# SUPPLIED DATA start

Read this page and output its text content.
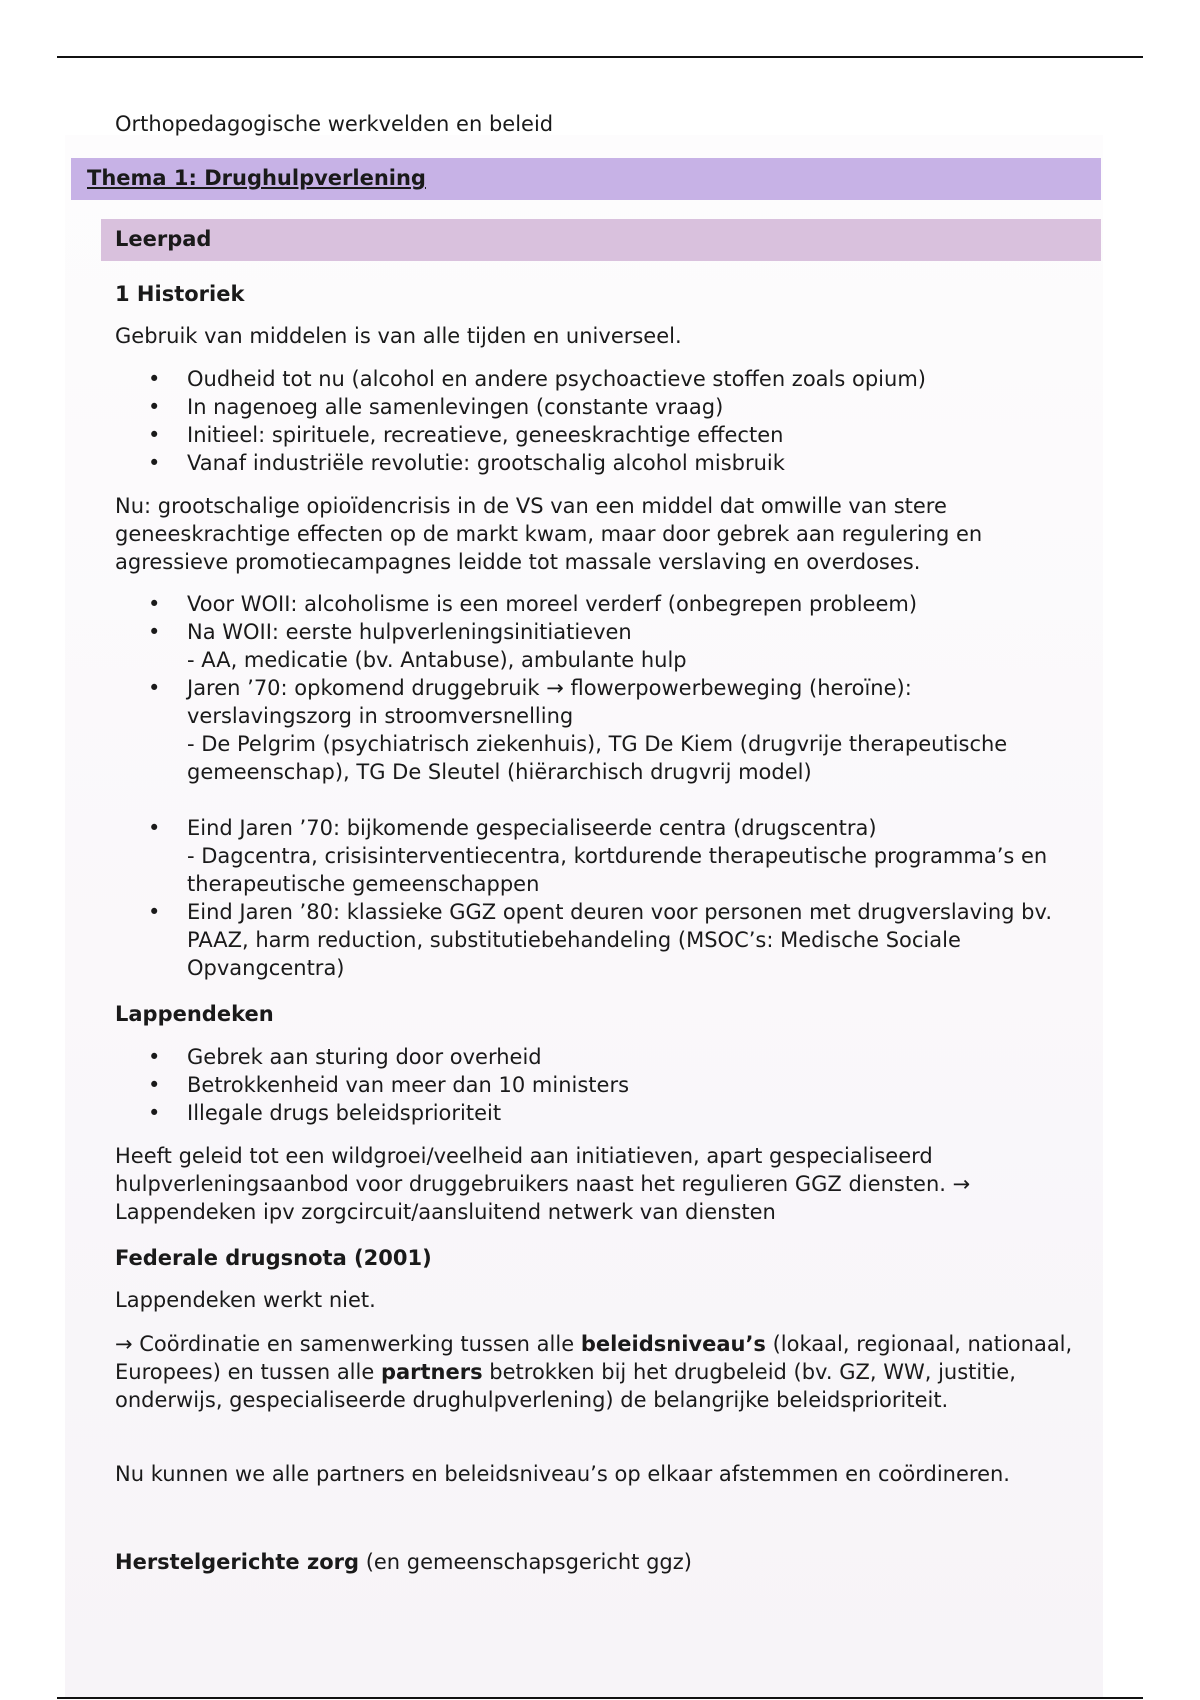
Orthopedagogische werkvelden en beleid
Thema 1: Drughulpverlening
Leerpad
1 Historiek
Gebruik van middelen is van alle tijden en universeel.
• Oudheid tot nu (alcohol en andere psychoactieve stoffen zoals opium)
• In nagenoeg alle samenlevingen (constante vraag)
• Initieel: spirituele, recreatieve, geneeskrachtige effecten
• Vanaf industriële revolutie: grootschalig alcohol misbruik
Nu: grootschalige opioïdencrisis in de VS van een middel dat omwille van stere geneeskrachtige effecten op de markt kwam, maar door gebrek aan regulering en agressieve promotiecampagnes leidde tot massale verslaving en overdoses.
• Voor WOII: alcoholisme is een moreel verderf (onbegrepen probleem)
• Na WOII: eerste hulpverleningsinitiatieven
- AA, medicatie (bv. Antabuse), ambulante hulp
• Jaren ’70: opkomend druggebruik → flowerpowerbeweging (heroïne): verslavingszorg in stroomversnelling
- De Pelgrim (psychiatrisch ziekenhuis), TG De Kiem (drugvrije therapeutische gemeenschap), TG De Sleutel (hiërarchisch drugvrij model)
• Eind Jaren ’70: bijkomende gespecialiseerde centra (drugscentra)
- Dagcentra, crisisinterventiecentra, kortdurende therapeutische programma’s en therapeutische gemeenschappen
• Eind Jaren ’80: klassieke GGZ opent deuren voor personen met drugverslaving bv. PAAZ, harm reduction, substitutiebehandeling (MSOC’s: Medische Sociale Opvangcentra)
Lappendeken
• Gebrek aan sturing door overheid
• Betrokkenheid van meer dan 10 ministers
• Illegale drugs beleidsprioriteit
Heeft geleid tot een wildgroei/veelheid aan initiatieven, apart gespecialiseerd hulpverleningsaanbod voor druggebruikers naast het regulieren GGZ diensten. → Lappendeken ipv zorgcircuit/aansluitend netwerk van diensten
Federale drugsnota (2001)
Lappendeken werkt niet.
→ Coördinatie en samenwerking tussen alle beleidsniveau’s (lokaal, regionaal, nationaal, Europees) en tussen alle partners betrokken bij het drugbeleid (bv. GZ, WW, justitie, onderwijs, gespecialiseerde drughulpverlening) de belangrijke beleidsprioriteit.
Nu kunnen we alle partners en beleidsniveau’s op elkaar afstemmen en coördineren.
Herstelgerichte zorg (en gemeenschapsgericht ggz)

# SUPPLIED DATA end
# SUPPLIED DATA start

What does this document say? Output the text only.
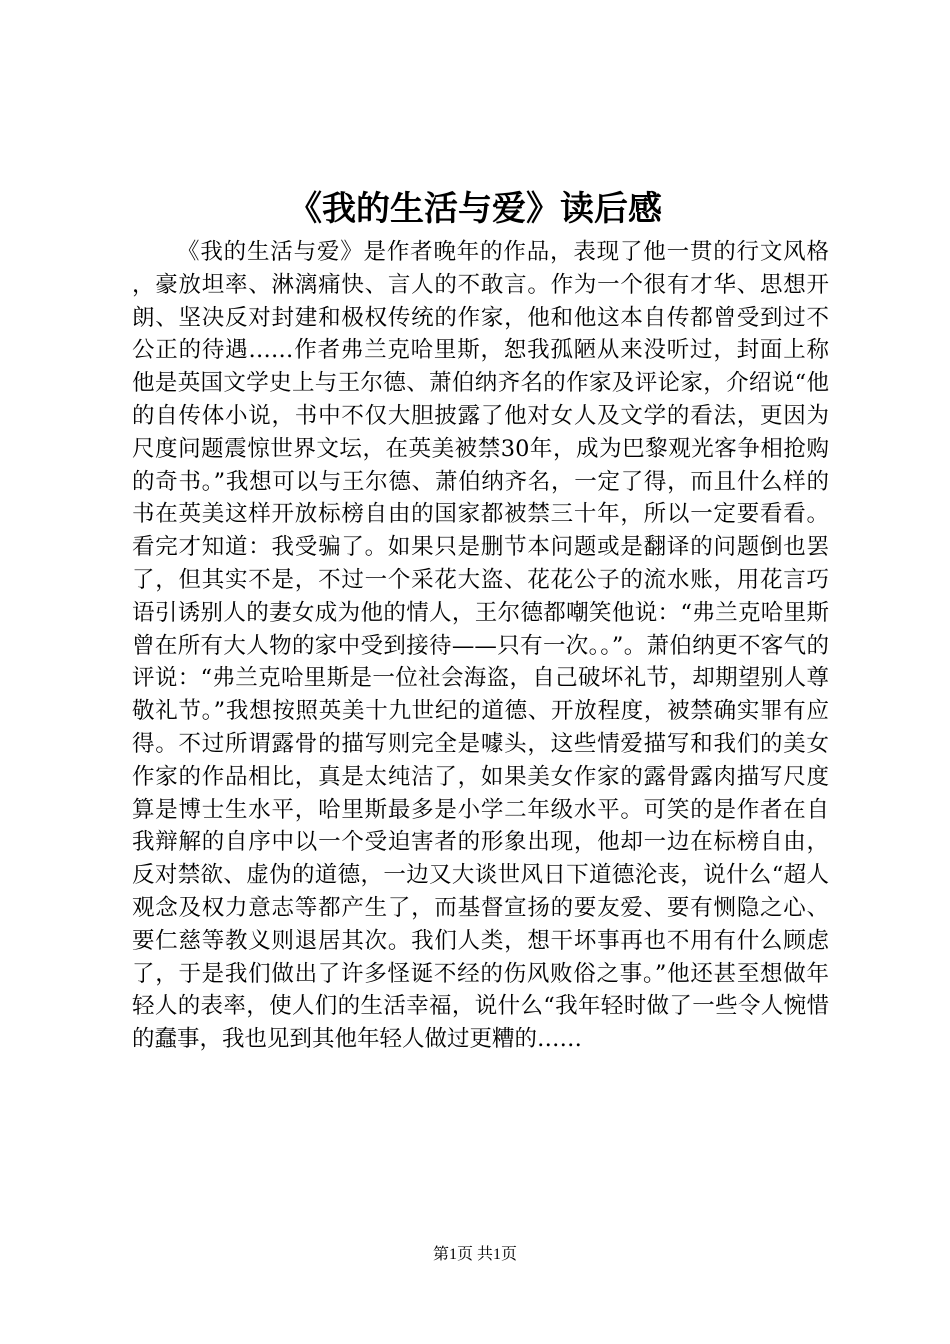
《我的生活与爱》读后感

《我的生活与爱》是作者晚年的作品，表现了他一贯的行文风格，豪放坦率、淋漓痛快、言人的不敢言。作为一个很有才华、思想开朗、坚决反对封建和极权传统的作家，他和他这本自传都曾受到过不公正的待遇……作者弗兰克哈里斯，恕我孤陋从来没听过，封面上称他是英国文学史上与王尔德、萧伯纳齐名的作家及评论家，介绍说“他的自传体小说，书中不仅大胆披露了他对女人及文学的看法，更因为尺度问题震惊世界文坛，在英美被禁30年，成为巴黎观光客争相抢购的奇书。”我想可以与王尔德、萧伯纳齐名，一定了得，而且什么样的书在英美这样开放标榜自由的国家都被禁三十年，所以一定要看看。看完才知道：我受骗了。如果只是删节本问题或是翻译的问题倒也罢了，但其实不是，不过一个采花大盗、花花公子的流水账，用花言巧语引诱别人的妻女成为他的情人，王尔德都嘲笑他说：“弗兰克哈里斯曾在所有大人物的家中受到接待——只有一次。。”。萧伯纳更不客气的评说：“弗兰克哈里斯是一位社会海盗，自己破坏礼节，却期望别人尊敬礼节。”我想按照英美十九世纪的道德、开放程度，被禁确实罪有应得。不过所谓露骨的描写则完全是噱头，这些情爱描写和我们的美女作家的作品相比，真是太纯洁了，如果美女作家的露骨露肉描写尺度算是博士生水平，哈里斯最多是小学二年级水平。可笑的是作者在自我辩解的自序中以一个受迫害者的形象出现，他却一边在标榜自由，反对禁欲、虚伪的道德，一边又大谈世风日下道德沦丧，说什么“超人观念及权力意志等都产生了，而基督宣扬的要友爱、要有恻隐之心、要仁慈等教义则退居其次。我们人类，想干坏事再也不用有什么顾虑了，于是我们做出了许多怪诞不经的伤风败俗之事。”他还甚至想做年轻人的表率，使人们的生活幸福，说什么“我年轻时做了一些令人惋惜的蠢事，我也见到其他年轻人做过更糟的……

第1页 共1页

# SUPPLIED DATA end
# SUPPLIED DATA start

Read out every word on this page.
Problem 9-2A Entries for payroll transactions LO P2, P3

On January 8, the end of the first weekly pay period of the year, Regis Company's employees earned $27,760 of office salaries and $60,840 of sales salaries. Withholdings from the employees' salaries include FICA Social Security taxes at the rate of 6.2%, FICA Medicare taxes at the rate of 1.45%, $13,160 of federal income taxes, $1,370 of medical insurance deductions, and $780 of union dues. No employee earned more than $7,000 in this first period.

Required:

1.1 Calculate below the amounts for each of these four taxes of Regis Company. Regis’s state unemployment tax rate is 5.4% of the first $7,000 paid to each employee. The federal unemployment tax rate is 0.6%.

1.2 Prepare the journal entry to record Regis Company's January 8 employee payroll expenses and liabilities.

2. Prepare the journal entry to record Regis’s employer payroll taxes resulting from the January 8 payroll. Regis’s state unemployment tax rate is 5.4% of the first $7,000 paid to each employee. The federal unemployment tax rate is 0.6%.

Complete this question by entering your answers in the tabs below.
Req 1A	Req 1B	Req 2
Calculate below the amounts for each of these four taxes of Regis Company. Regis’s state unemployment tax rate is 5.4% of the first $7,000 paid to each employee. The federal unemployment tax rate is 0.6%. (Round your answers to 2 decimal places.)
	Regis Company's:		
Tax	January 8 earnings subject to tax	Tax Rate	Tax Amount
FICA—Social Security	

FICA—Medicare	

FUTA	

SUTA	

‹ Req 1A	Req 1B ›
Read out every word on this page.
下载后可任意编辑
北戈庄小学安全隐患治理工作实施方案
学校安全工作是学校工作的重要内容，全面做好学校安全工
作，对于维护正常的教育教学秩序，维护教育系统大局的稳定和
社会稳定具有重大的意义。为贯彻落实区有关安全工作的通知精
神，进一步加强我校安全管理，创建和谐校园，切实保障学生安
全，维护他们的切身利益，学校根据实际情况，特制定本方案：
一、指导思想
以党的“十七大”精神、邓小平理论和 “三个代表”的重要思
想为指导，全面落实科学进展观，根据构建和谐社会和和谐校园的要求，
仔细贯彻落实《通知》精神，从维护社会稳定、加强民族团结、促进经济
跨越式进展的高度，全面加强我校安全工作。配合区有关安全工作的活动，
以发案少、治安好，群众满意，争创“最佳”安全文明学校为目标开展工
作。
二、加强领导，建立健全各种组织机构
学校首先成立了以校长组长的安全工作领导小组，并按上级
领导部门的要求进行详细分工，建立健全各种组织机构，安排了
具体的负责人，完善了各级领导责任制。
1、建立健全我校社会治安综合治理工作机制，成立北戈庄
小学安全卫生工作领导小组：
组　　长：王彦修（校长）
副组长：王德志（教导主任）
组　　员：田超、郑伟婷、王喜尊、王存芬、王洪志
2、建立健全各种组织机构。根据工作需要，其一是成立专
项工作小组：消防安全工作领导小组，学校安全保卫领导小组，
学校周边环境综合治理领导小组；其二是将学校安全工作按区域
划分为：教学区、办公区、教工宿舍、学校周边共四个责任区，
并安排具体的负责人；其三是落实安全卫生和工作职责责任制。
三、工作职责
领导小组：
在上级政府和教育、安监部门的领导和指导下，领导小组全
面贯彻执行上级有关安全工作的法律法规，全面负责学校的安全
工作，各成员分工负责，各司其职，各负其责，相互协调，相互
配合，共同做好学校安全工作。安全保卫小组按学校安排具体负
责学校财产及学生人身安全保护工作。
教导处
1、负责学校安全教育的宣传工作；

# SUPPLIED DATA end

**PROBLEM TO SOLVE**:
Determine the number of lines where the string "gespecialiseerde" occurs, and give that number only.

**ANSWER TO THIS PROBLEM**:
2